*Task directions:*
Report how many lines in the records below contain the word "linear". Give only the number.

Rows from a figure dataset
= = =
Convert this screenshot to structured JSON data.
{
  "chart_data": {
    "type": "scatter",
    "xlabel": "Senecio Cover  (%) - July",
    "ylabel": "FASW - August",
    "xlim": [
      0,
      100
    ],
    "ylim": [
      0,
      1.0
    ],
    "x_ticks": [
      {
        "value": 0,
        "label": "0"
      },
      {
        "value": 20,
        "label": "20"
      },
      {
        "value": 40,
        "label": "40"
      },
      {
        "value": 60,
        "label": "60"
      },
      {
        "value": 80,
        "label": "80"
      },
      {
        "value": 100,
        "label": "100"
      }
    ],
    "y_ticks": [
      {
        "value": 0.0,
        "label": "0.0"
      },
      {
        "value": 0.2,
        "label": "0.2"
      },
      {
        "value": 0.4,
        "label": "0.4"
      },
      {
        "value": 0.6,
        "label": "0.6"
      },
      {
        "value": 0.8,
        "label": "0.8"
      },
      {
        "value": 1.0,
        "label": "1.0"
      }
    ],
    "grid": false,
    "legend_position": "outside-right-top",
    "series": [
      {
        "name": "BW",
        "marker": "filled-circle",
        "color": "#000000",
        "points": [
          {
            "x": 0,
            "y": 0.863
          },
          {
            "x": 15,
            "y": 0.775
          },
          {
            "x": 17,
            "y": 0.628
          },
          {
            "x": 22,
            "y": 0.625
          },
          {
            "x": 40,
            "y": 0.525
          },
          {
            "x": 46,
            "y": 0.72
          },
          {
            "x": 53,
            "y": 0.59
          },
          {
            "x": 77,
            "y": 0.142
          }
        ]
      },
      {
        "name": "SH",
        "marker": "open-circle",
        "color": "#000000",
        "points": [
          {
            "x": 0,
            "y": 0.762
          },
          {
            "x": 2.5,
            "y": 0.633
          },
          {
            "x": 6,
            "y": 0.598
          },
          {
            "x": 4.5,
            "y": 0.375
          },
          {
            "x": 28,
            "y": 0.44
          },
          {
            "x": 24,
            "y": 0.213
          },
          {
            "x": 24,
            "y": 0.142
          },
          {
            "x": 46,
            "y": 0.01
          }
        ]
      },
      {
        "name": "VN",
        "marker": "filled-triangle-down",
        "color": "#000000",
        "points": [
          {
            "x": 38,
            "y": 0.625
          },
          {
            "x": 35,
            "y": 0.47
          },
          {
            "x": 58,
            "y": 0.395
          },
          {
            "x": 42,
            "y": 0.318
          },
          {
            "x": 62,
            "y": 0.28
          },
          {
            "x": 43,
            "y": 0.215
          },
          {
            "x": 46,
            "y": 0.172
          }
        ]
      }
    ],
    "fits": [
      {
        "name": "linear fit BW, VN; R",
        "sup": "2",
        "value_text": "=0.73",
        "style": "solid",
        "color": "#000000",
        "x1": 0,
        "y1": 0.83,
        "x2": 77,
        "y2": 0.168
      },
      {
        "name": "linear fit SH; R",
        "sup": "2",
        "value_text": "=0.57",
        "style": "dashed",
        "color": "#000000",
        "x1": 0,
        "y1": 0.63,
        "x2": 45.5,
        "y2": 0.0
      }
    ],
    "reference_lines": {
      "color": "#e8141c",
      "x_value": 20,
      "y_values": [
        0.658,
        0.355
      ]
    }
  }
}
= = =
*Solution for this problem:*
2